THE REQUEST
Go through the data below. List every line that holds the word "review".

Dataset records
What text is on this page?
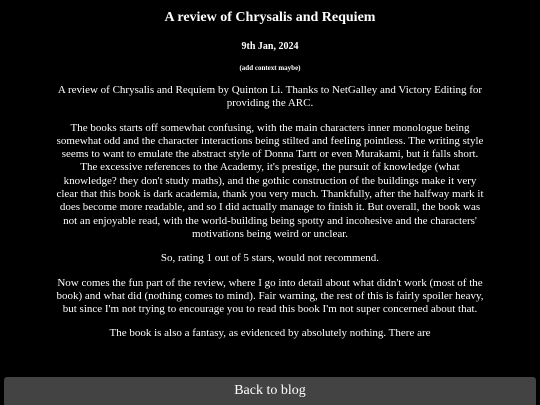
A review of Chrysalis and Requiem
9th Jan, 2024
(add context maybe)

A review of Chrysalis and Requiem by Quinton Li. Thanks to NetGalley and Victory Editing for providing the ARC.

The books starts off somewhat confusing, with the main characters inner monologue being somewhat odd and the character interactions being stilted and feeling pointless. The writing style seems to want to emulate the abstract style of Donna Tartt or even Murakami, but it falls short. The excessive references to the Academy, it's prestige, the pursuit of knowledge (what knowledge? they don't study maths), and the gothic construction of the buildings make it very clear that this book is dark academia, thank you very much. Thankfully, after the halfway mark it does become more readable, and so I did actually manage to finish it. But overall, the book was not an enjoyable read, with the world-building being spotty and incohesive and the characters' motivations being weird or unclear.

So, rating 1 out of 5 stars, would not recommend.

Now comes the fun part of the review, where I go into detail about what didn't work (most of the book) and what did (nothing comes to mind). Fair warning, the rest of this is fairly spoiler heavy, but since I'm not trying to encourage you to read this book I'm not super concerned about that.

The book is also a fantasy, as evidenced by absolutely nothing. There are

Back to blog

FINAL RESULT
A review of Chrysalis and Requiem
A review of Chrysalis and Requiem by Quinton Li. Thanks to NetGalley and Victory Editing for providing the ARC.
Now comes the fun part of the review, where I go into detail about what didn't work (most of the book) and what did (nothing comes to mind). Fair warning, the rest of this is fairly spoiler heavy, but since I'm not trying to encourage you to read this book I'm not super concerned about that.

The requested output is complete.